Tuesday, March 7, 2017

RISC-V Linux kernel memory initialization on boot.

This text is based on memory-initialization.md from my GitHub repo  riscv-notes
The kernel is started with virtual memory initialized by machine level bootloader BBL. The more detailed description can be found in this document - supervisor_vm_init.md .
The kernel start offset is defined in linux/linux-4.6.2/arch/riscv/include/asm/page.h
 * PAGE_OFFSET -- the first address of the first page of memory.
 * When not using MMU this corresponds to the first free page in
 * physical memory (aligned on a page boundary).
#ifdef CONFIG_64BIT
#define PAGE_OFFSET     _AC(0xffffffff80000000,UL)
#define PAGE_OFFSET     _AC(0xc0000000,UL)
BBL initializes virtual memory for supervisor mode, maps the Linux kernel at PAGE_OFFSET, sets sptbr register value to a root page table physical address, switches to the supervisor mode with $pc set to the entry point _start. BBL does this in enter_supervisor_mode function defined in riscv-tools/riscv-pk/machine/minit.c
void enter_supervisor_mode(void (*fn)(uintptr_t), uintptr_t stack)
  uintptr_t mstatus = read_csr(mstatus);
  mstatus = INSERT_FIELD(mstatus, MSTATUS_MPP, PRV_S);
  mstatus = INSERT_FIELD(mstatus, MSTATUS_MPIE, 0);
  write_csr(mstatus, mstatus);
  write_csr(mscratch, MACHINE_STACK_TOP() - MENTRY_FRAME_SIZE);
  write_csr(mepc, fn);
  write_csr(sptbr, (uintptr_t)root_page_table >> RISCV_PGSHIFT);
  asm volatile ("mv a0, %0; mv sp, %0; mret" : : "r" (stack));
The important difference between RISC-V case and many other CPUs( e.g. x86 )is that Linux kernel's entry point is called with virtual memory initialized by boot loader executing at higher privilege mode.

** Material **
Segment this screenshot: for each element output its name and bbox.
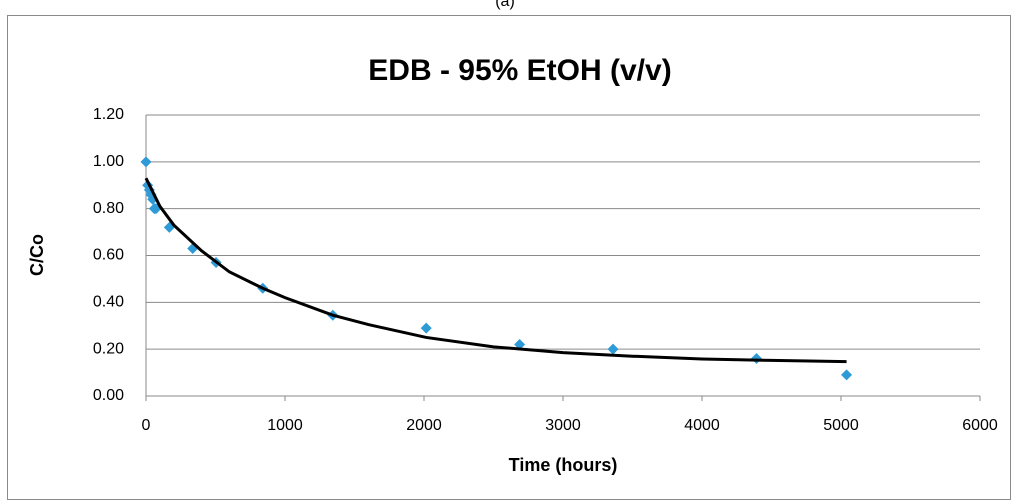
x-tick-label: 4000 xyxy=(684,417,720,434)
data-point xyxy=(420,322,432,334)
x-axis-label: Time (hours) xyxy=(509,455,618,475)
x-tick-label: 1000 xyxy=(267,417,303,434)
y-tick-label: 0.40 xyxy=(93,294,124,311)
y-tick-label: 0.00 xyxy=(93,387,124,404)
x-tick-label: 6000 xyxy=(962,417,998,434)
y-tick-label: 0.80 xyxy=(93,200,124,217)
x-tick-label: 2000 xyxy=(406,417,442,434)
x-tick-label: 0 xyxy=(142,417,151,434)
x-tick-label: 3000 xyxy=(545,417,581,434)
y-tick-label: 0.60 xyxy=(93,247,124,264)
fit-curve xyxy=(144,177,847,364)
caption: (a) xyxy=(495,0,515,10)
data-point xyxy=(140,156,152,168)
data-point xyxy=(607,343,619,355)
data-point xyxy=(841,369,853,381)
chart-title: EDB - 95% EtOH (v/v) xyxy=(368,54,671,87)
y-tick-label: 1.00 xyxy=(93,153,124,170)
y-tick-label: 1.20 xyxy=(93,106,124,123)
x-tick-label: 5000 xyxy=(823,417,859,434)
y-axis-label: C/Co xyxy=(27,234,47,276)
y-tick-label: 0.20 xyxy=(93,340,124,357)
chart-border xyxy=(7,15,1011,500)
data-point xyxy=(514,338,526,350)
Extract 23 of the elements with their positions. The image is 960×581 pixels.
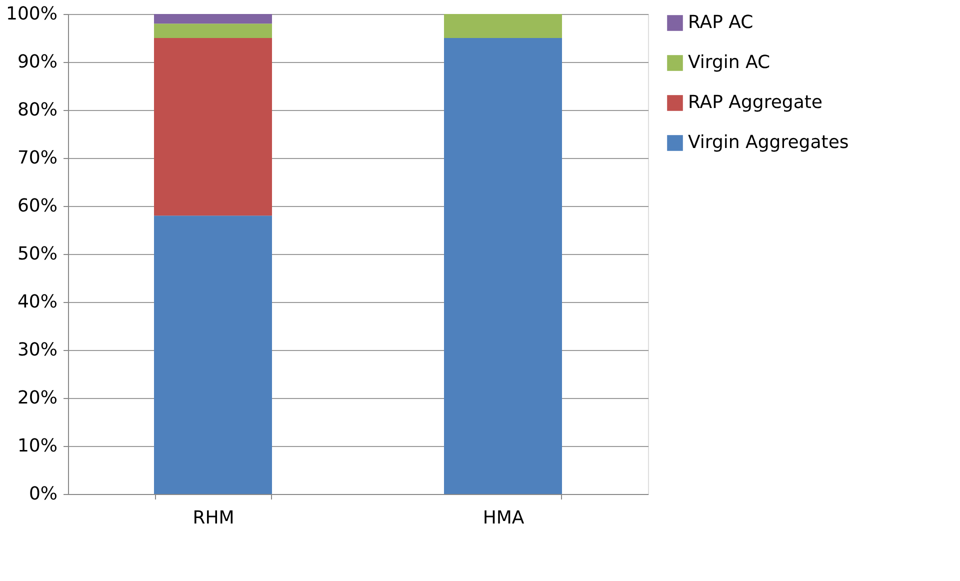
legend-label: Virgin Aggregates: [688, 132, 849, 153]
legend-label: RAP AC: [688, 12, 754, 33]
y-tick-label: 20%: [17, 388, 58, 408]
legend-label: Virgin AC: [688, 52, 770, 73]
x-tick-label: RHM: [192, 508, 234, 528]
y-tick-label: 80%: [17, 100, 58, 120]
y-tick-label: 50%: [17, 244, 58, 264]
y-tick-label: 100%: [6, 4, 58, 24]
y-tick-label: 0%: [28, 484, 58, 504]
y-tick-label: 90%: [17, 52, 58, 72]
bar: [444, 38, 562, 494]
y-tick-label: 40%: [17, 292, 58, 312]
bar: [154, 216, 272, 494]
bar: [154, 38, 272, 216]
legend-label: RAP Aggregate: [688, 92, 822, 113]
bar: [444, 14, 562, 38]
y-tick-label: 60%: [17, 196, 58, 216]
bar: [154, 14, 272, 24]
y-tick-label: 10%: [17, 436, 58, 456]
y-tick-label: 30%: [17, 340, 58, 360]
bar: [154, 24, 272, 38]
x-tick-label: HMA: [482, 508, 525, 528]
y-tick-label: 70%: [17, 148, 58, 168]
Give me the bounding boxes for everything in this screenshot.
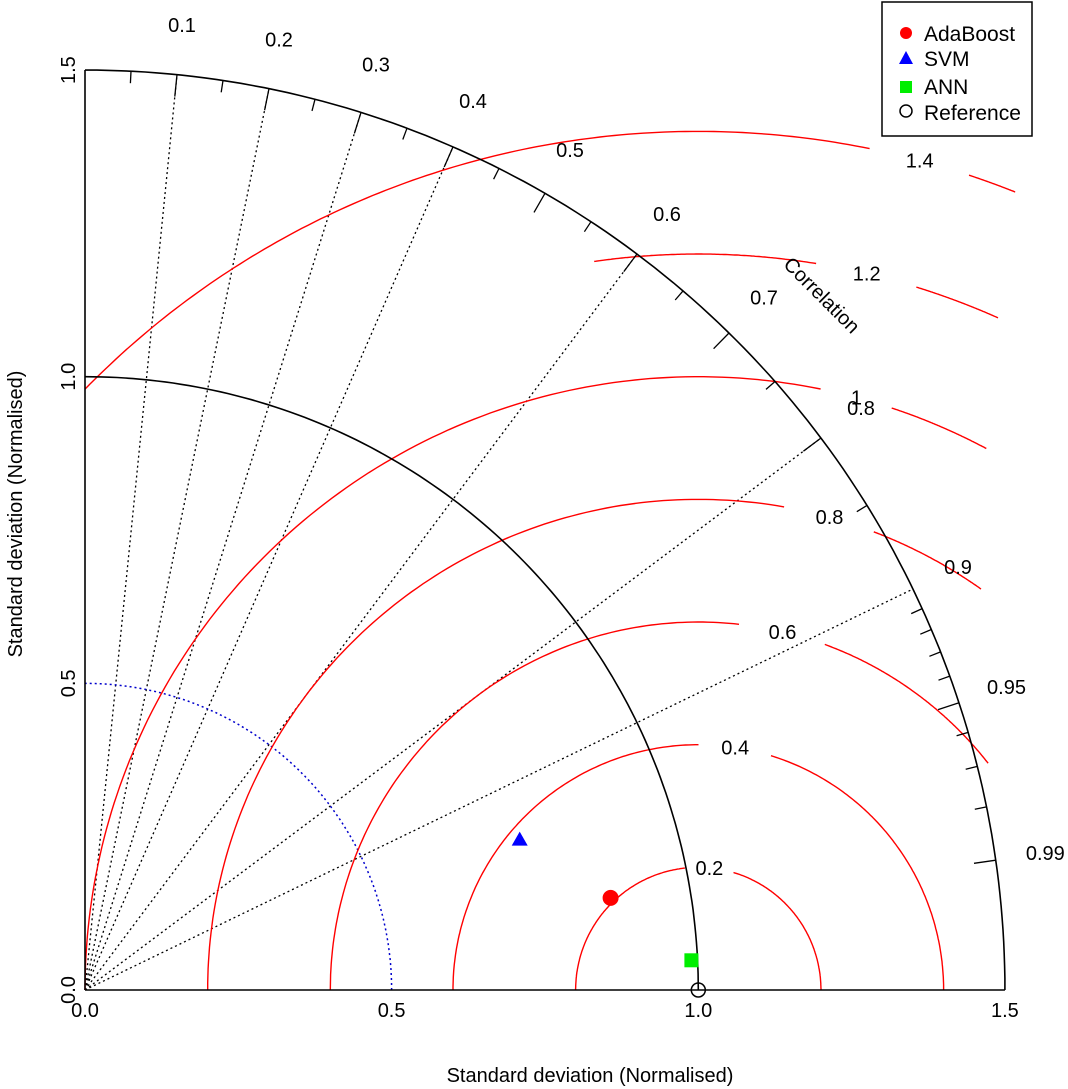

** Actions to take **
(a) According to the RISC-V kernel memory initialization post, in which function does BBL set up supervisor mode and jump to the kernel, and in which file is that function defined?
(b) Continue the post on RISC-V Linux kernel memory initialization, picking up after its last sentence.

** Answers to the tasks **
(a) BBL does this in the enter_supervisor_mode function, defined in riscv-tools/riscv-pk/machine/minit.c.

(b)
The memory management is initialized inside setup_arch routine defined in linux/linux-4.6.2/arch/riscv/kernel/setup.c, below only memory management relevant part of the function is shown
void __init setup_arch(char **cmdline_p)
    init_mm.start_code = (unsigned long) _stext;
    init_mm.end_code   = (unsigned long) _etext;
    init_mm.end_data   = (unsigned long) _edata;
    init_mm.brk        = (unsigned long) _end;

The _stext, _etext, _edata, _end global variables are defined in the linker script linux/linux-4.6.2/arch/riscv/kernel/vmlinux.lds.S which defines the kernel memory layout. These variables defines the kernel section borders. The thorough description regarding linkers scripts can be found here https://sourceware.org/binutils/docs/ld/Scripts.html .
The first function being called is setup_bootmem
static void __init setup_bootmem(void)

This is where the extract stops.